Job :: From the listing below, pick out each line with the word "title".

Dataset records ::
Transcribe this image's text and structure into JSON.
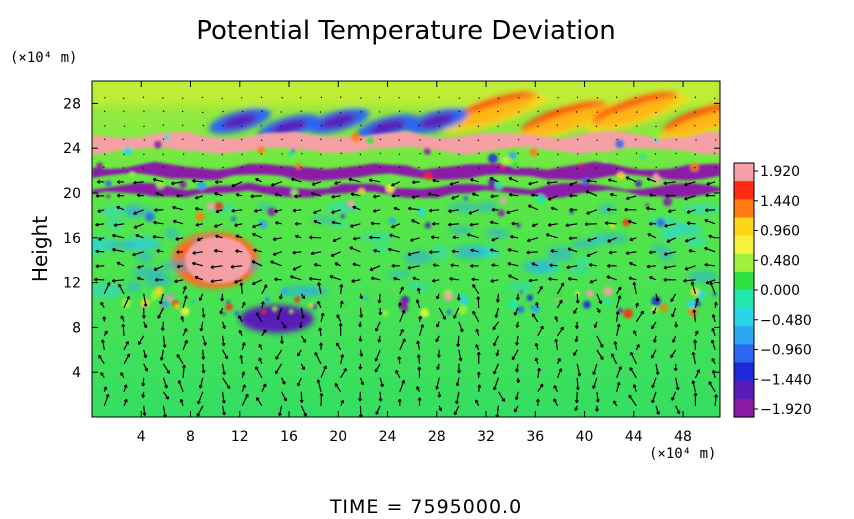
{
  "chart_data": {
    "type": "heatmap",
    "title": "Potential Temperature Deviation",
    "ylabel": "Height",
    "y_unit": "(×10⁴ m)",
    "x_unit": "(×10⁴ m)",
    "x_ticks": [
      4,
      8,
      12,
      16,
      20,
      24,
      28,
      32,
      36,
      40,
      44,
      48
    ],
    "y_ticks": [
      4,
      8,
      12,
      16,
      20,
      24,
      28
    ],
    "xlim": [
      0,
      51
    ],
    "ylim": [
      0,
      30
    ],
    "colorbar": {
      "tick_labels": [
        "1.920",
        "1.440",
        "0.960",
        "0.480",
        "0.000",
        "−0.480",
        "−0.960",
        "−1.440",
        "−1.920"
      ],
      "values": [
        1.92,
        1.44,
        0.96,
        0.48,
        0.0,
        -0.48,
        -0.96,
        -1.44,
        -1.92
      ],
      "colors": [
        "#f4a0a4",
        "#ff2a10",
        "#ff7a10",
        "#ffd51a",
        "#f4f23a",
        "#9ef03a",
        "#30e040",
        "#22e6aa",
        "#28d6e8",
        "#2aa7f0",
        "#2a66f0",
        "#1e2ad8",
        "#5a1ab8",
        "#8a1aa6"
      ]
    },
    "background_color": "#38e060",
    "features": [
      {
        "label": "warm band",
        "x": [
          0,
          51
        ],
        "y": [
          23.8,
          25.2
        ],
        "value": 1.92
      },
      {
        "label": "cold band",
        "x": [
          0,
          51
        ],
        "y": [
          21.4,
          22.4
        ],
        "value": -1.92
      },
      {
        "label": "cold band",
        "x": [
          0,
          51
        ],
        "y": [
          19.9,
          20.6
        ],
        "value": -1.92
      },
      {
        "label": "warm blob",
        "x": [
          6.5,
          13.5
        ],
        "y": [
          11.5,
          16.5
        ],
        "value": 1.92
      },
      {
        "label": "cold patch",
        "x": [
          12,
          18
        ],
        "y": [
          7.5,
          10
        ],
        "value": -1.44
      },
      {
        "label": "warm layer",
        "x": [
          28,
          51
        ],
        "y": [
          24.5,
          28.5
        ],
        "value": 1.44
      },
      {
        "label": "cold layer",
        "x": [
          10,
          30
        ],
        "y": [
          24.5,
          28
        ],
        "value": -1.44
      }
    ],
    "wind_vectors": true,
    "time_label": "TIME  =  7595000.0"
  }
}
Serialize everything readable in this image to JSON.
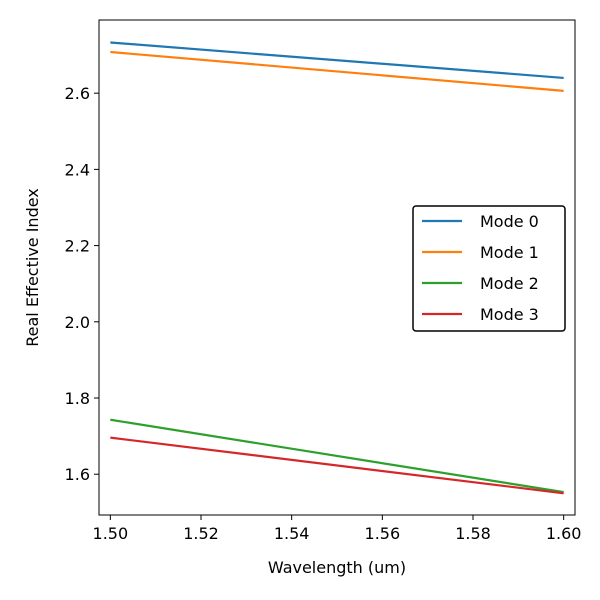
{
  "chart_data": {
    "type": "line",
    "title": "",
    "xlabel": "Wavelength (um)",
    "ylabel": "Real Effective Index",
    "xlim": [
      1.4975,
      1.6025
    ],
    "ylim": [
      1.493,
      2.792
    ],
    "xticks": [
      1.5,
      1.52,
      1.54,
      1.56,
      1.58,
      1.6
    ],
    "xtick_labels": [
      "1.50",
      "1.52",
      "1.54",
      "1.56",
      "1.58",
      "1.60"
    ],
    "yticks": [
      1.6,
      1.8,
      2.0,
      2.2,
      2.4,
      2.6
    ],
    "ytick_labels": [
      "1.6",
      "1.8",
      "2.0",
      "2.2",
      "2.4",
      "2.6"
    ],
    "grid": false,
    "legend": "center-right",
    "x": [
      1.5,
      1.6
    ],
    "series": [
      {
        "name": "Mode 0",
        "color": "#1f77b4",
        "values": [
          2.733,
          2.64
        ]
      },
      {
        "name": "Mode 1",
        "color": "#ff7f0e",
        "values": [
          2.708,
          2.606
        ]
      },
      {
        "name": "Mode 2",
        "color": "#2ca02c",
        "values": [
          1.743,
          1.553
        ]
      },
      {
        "name": "Mode 3",
        "color": "#d62728",
        "values": [
          1.696,
          1.55
        ]
      }
    ]
  }
}
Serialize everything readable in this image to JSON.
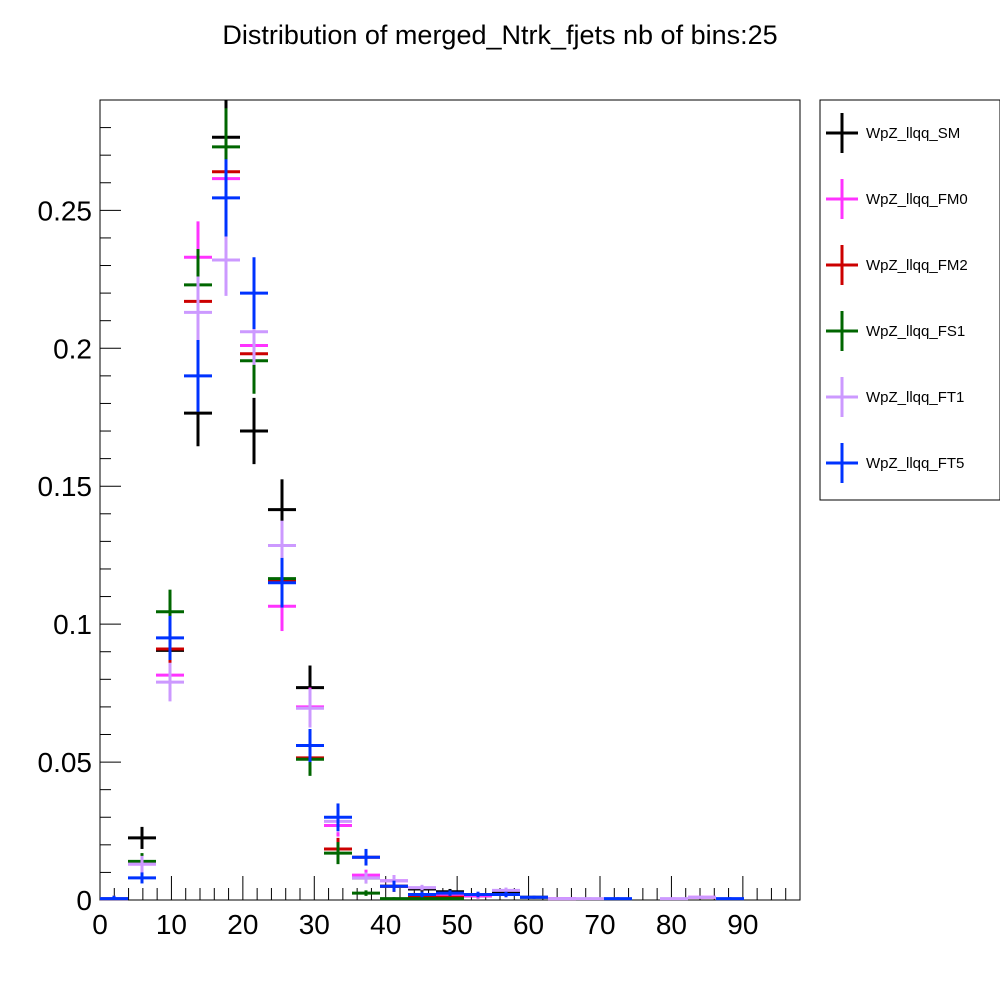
{
  "chart_data": {
    "type": "scatter",
    "title": "Distribution of merged_Ntrk_fjets nb of bins:25",
    "xlabel": "",
    "ylabel": "",
    "xlim": [
      0,
      98
    ],
    "ylim": [
      0,
      0.29
    ],
    "x_ticks": [
      0,
      10,
      20,
      30,
      40,
      50,
      60,
      70,
      80,
      90
    ],
    "x_tick_labels": [
      "0",
      "10",
      "20",
      "30",
      "40",
      "50",
      "60",
      "70",
      "80",
      "90"
    ],
    "y_ticks": [
      0,
      0.05,
      0.1,
      0.15,
      0.2,
      0.25
    ],
    "y_tick_labels": [
      "0",
      "0.05",
      "0.1",
      "0.15",
      "0.2",
      "0.25"
    ],
    "bin_width": 3.92,
    "legend_position": "outside-right",
    "series": [
      {
        "name": "WpZ_llqq_SM",
        "color": "#000000",
        "points": [
          {
            "x": 1.96,
            "y": 0.0005,
            "err": 0.001
          },
          {
            "x": 5.88,
            "y": 0.0225,
            "err": 0.004
          },
          {
            "x": 9.8,
            "y": 0.0905,
            "err": 0.006
          },
          {
            "x": 13.72,
            "y": 0.1765,
            "err": 0.012
          },
          {
            "x": 17.64,
            "y": 0.2765,
            "err": 0.014
          },
          {
            "x": 21.56,
            "y": 0.17,
            "err": 0.012
          },
          {
            "x": 25.48,
            "y": 0.1415,
            "err": 0.011
          },
          {
            "x": 29.4,
            "y": 0.077,
            "err": 0.008
          },
          {
            "x": 33.32,
            "y": 0.0185,
            "err": 0.004
          },
          {
            "x": 37.24,
            "y": 0.008,
            "err": 0.002
          },
          {
            "x": 41.16,
            "y": 0.005,
            "err": 0.002
          },
          {
            "x": 45.08,
            "y": 0.004,
            "err": 0.001
          },
          {
            "x": 49.0,
            "y": 0.003,
            "err": 0.001
          },
          {
            "x": 52.92,
            "y": 0.0015,
            "err": 0.001
          },
          {
            "x": 56.84,
            "y": 0.003,
            "err": 0.001
          },
          {
            "x": 60.76,
            "y": 0.001,
            "err": 0.0005
          }
        ]
      },
      {
        "name": "WpZ_llqq_FM0",
        "color": "#ff33ff",
        "points": [
          {
            "x": 1.96,
            "y": 0.0005,
            "err": 0.001
          },
          {
            "x": 5.88,
            "y": 0.013,
            "err": 0.003
          },
          {
            "x": 9.8,
            "y": 0.0815,
            "err": 0.007
          },
          {
            "x": 13.72,
            "y": 0.233,
            "err": 0.013
          },
          {
            "x": 17.64,
            "y": 0.2615,
            "err": 0.014
          },
          {
            "x": 21.56,
            "y": 0.201,
            "err": 0.012
          },
          {
            "x": 25.48,
            "y": 0.1065,
            "err": 0.009
          },
          {
            "x": 29.4,
            "y": 0.07,
            "err": 0.007
          },
          {
            "x": 33.32,
            "y": 0.027,
            "err": 0.004
          },
          {
            "x": 37.24,
            "y": 0.009,
            "err": 0.002
          },
          {
            "x": 41.16,
            "y": 0.007,
            "err": 0.002
          },
          {
            "x": 45.08,
            "y": 0.0015,
            "err": 0.001
          },
          {
            "x": 49.0,
            "y": 0.002,
            "err": 0.001
          },
          {
            "x": 52.92,
            "y": 0.0015,
            "err": 0.001
          },
          {
            "x": 56.84,
            "y": 0.002,
            "err": 0.001
          },
          {
            "x": 64.68,
            "y": 0.0005,
            "err": 0.0005
          },
          {
            "x": 84.28,
            "y": 0.001,
            "err": 0.0005
          }
        ]
      },
      {
        "name": "WpZ_llqq_FM2",
        "color": "#cc0000",
        "points": [
          {
            "x": 1.96,
            "y": 0.0005,
            "err": 0.001
          },
          {
            "x": 5.88,
            "y": 0.0135,
            "err": 0.003
          },
          {
            "x": 9.8,
            "y": 0.091,
            "err": 0.007
          },
          {
            "x": 13.72,
            "y": 0.217,
            "err": 0.013
          },
          {
            "x": 17.64,
            "y": 0.264,
            "err": 0.014
          },
          {
            "x": 21.56,
            "y": 0.198,
            "err": 0.012
          },
          {
            "x": 25.48,
            "y": 0.116,
            "err": 0.009
          },
          {
            "x": 29.4,
            "y": 0.0515,
            "err": 0.006
          },
          {
            "x": 33.32,
            "y": 0.0185,
            "err": 0.004
          },
          {
            "x": 37.24,
            "y": 0.0155,
            "err": 0.003
          },
          {
            "x": 41.16,
            "y": 0.005,
            "err": 0.002
          },
          {
            "x": 45.08,
            "y": 0.001,
            "err": 0.001
          },
          {
            "x": 49.0,
            "y": 0.001,
            "err": 0.001
          }
        ]
      },
      {
        "name": "WpZ_llqq_FS1",
        "color": "#006600",
        "points": [
          {
            "x": 1.96,
            "y": 0.0005,
            "err": 0.001
          },
          {
            "x": 5.88,
            "y": 0.014,
            "err": 0.003
          },
          {
            "x": 9.8,
            "y": 0.1045,
            "err": 0.008
          },
          {
            "x": 13.72,
            "y": 0.223,
            "err": 0.013
          },
          {
            "x": 17.64,
            "y": 0.273,
            "err": 0.014
          },
          {
            "x": 21.56,
            "y": 0.1955,
            "err": 0.012
          },
          {
            "x": 25.48,
            "y": 0.1165,
            "err": 0.009
          },
          {
            "x": 29.4,
            "y": 0.051,
            "err": 0.006
          },
          {
            "x": 33.32,
            "y": 0.017,
            "err": 0.004
          },
          {
            "x": 37.24,
            "y": 0.0025,
            "err": 0.001
          },
          {
            "x": 41.16,
            "y": 0.0005,
            "err": 0.0005
          },
          {
            "x": 45.08,
            "y": 0.0005,
            "err": 0.0005
          },
          {
            "x": 49.0,
            "y": 0.0005,
            "err": 0.0005
          }
        ]
      },
      {
        "name": "WpZ_llqq_FT1",
        "color": "#cc99ff",
        "points": [
          {
            "x": 1.96,
            "y": 0.0005,
            "err": 0.001
          },
          {
            "x": 5.88,
            "y": 0.013,
            "err": 0.003
          },
          {
            "x": 9.8,
            "y": 0.079,
            "err": 0.007
          },
          {
            "x": 13.72,
            "y": 0.213,
            "err": 0.013
          },
          {
            "x": 17.64,
            "y": 0.232,
            "err": 0.013
          },
          {
            "x": 21.56,
            "y": 0.206,
            "err": 0.012
          },
          {
            "x": 25.48,
            "y": 0.1285,
            "err": 0.009
          },
          {
            "x": 29.4,
            "y": 0.0695,
            "err": 0.007
          },
          {
            "x": 33.32,
            "y": 0.0285,
            "err": 0.004
          },
          {
            "x": 37.24,
            "y": 0.008,
            "err": 0.002
          },
          {
            "x": 41.16,
            "y": 0.007,
            "err": 0.002
          },
          {
            "x": 45.08,
            "y": 0.0045,
            "err": 0.001
          },
          {
            "x": 52.92,
            "y": 0.002,
            "err": 0.001
          },
          {
            "x": 56.84,
            "y": 0.0035,
            "err": 0.001
          },
          {
            "x": 64.68,
            "y": 0.0005,
            "err": 0.0005
          },
          {
            "x": 68.6,
            "y": 0.0005,
            "err": 0.0005
          },
          {
            "x": 80.36,
            "y": 0.0005,
            "err": 0.0005
          },
          {
            "x": 84.28,
            "y": 0.001,
            "err": 0.0005
          }
        ]
      },
      {
        "name": "WpZ_llqq_FT5",
        "color": "#0033ff",
        "points": [
          {
            "x": 1.96,
            "y": 0.0005,
            "err": 0.001
          },
          {
            "x": 5.88,
            "y": 0.008,
            "err": 0.002
          },
          {
            "x": 9.8,
            "y": 0.095,
            "err": 0.008
          },
          {
            "x": 13.72,
            "y": 0.19,
            "err": 0.013
          },
          {
            "x": 17.64,
            "y": 0.2545,
            "err": 0.014
          },
          {
            "x": 21.56,
            "y": 0.22,
            "err": 0.013
          },
          {
            "x": 25.48,
            "y": 0.115,
            "err": 0.009
          },
          {
            "x": 29.4,
            "y": 0.056,
            "err": 0.006
          },
          {
            "x": 33.32,
            "y": 0.03,
            "err": 0.005
          },
          {
            "x": 37.24,
            "y": 0.0155,
            "err": 0.003
          },
          {
            "x": 41.16,
            "y": 0.005,
            "err": 0.002
          },
          {
            "x": 45.08,
            "y": 0.002,
            "err": 0.001
          },
          {
            "x": 49.0,
            "y": 0.0025,
            "err": 0.001
          },
          {
            "x": 52.92,
            "y": 0.002,
            "err": 0.001
          },
          {
            "x": 56.84,
            "y": 0.002,
            "err": 0.001
          },
          {
            "x": 60.76,
            "y": 0.001,
            "err": 0.0005
          },
          {
            "x": 72.52,
            "y": 0.0005,
            "err": 0.0005
          },
          {
            "x": 88.2,
            "y": 0.0005,
            "err": 0.0005
          }
        ]
      }
    ]
  }
}
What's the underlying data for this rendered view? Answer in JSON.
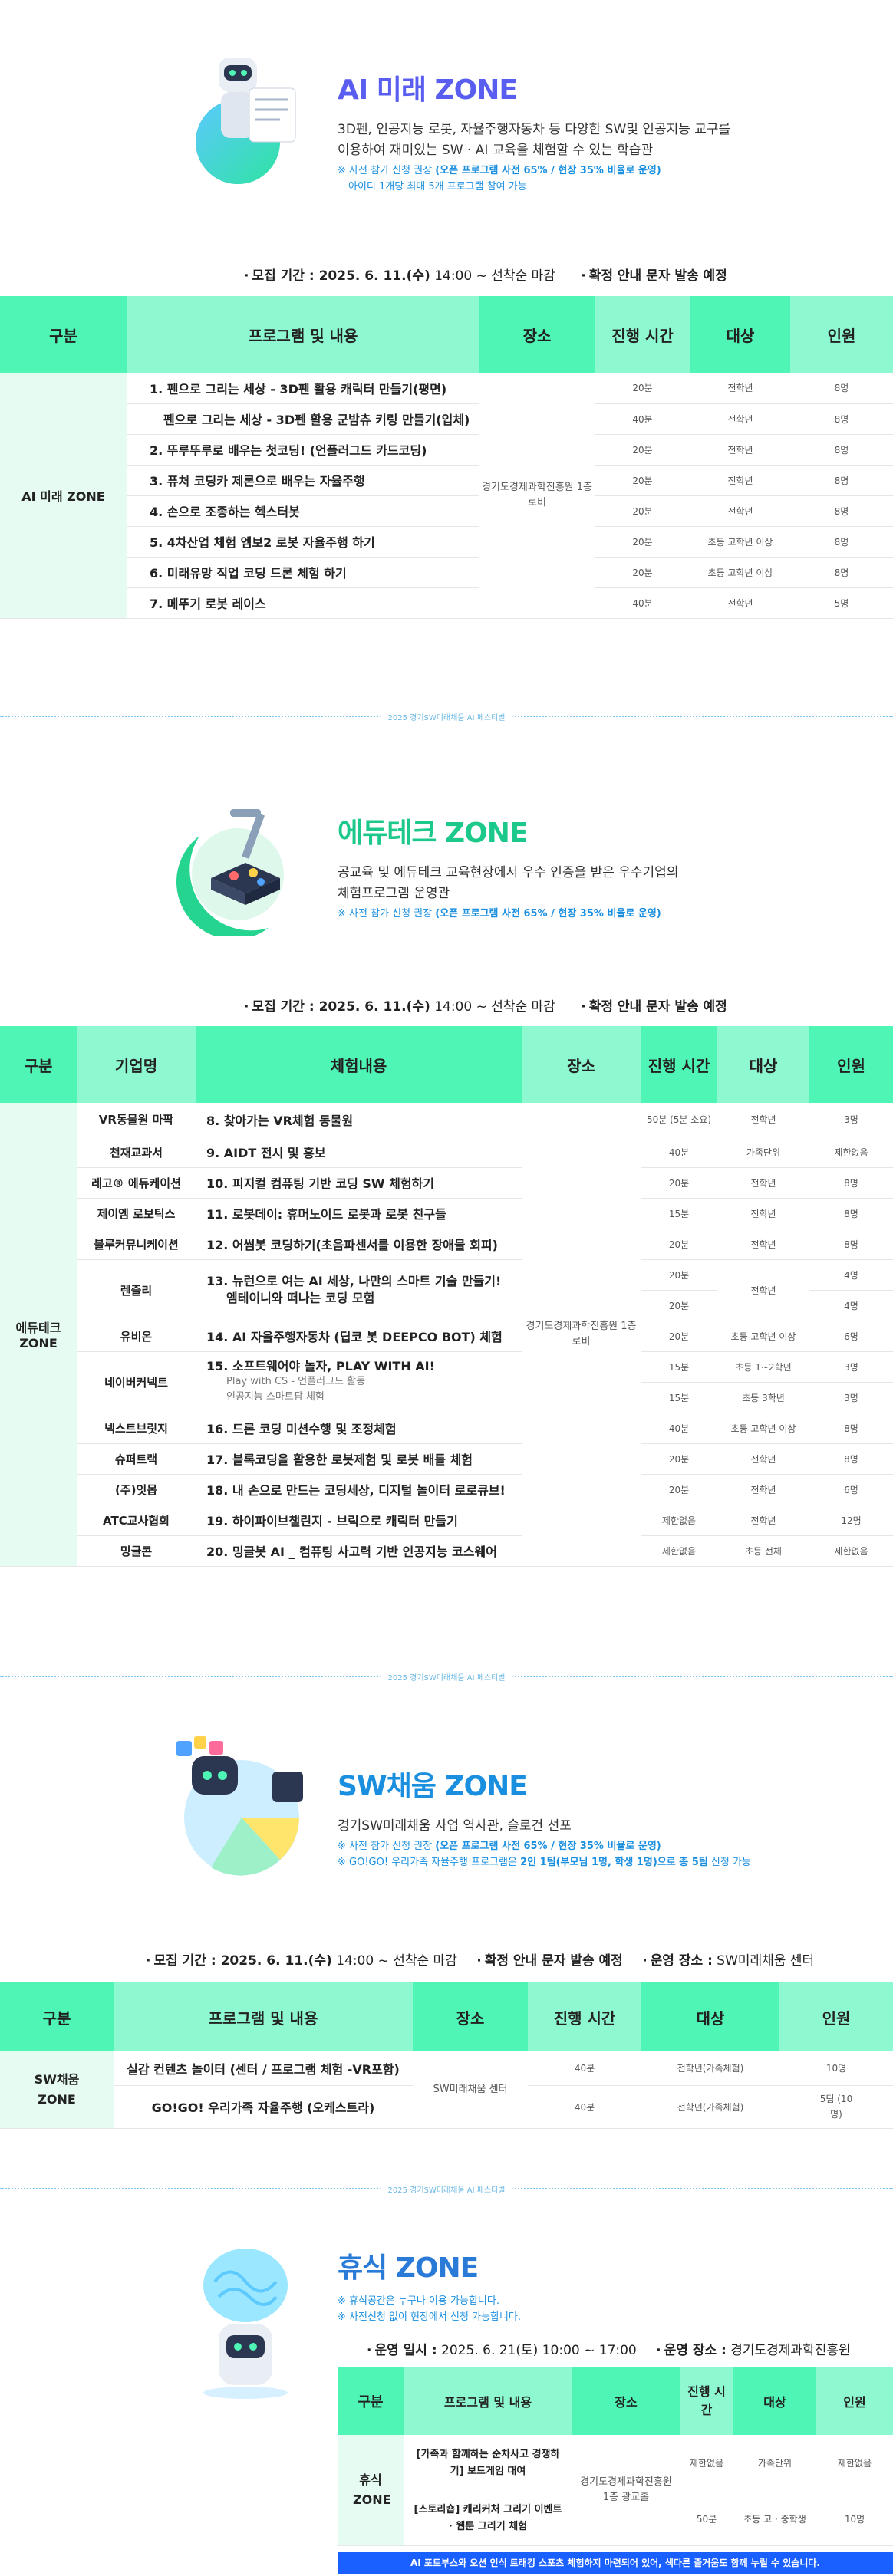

Solved exercise ::
    "title": "Potential Temperature Deviation",
    "title": "",
    "title": "Distribution of merged_Ntrk_fjets nb of bins:25",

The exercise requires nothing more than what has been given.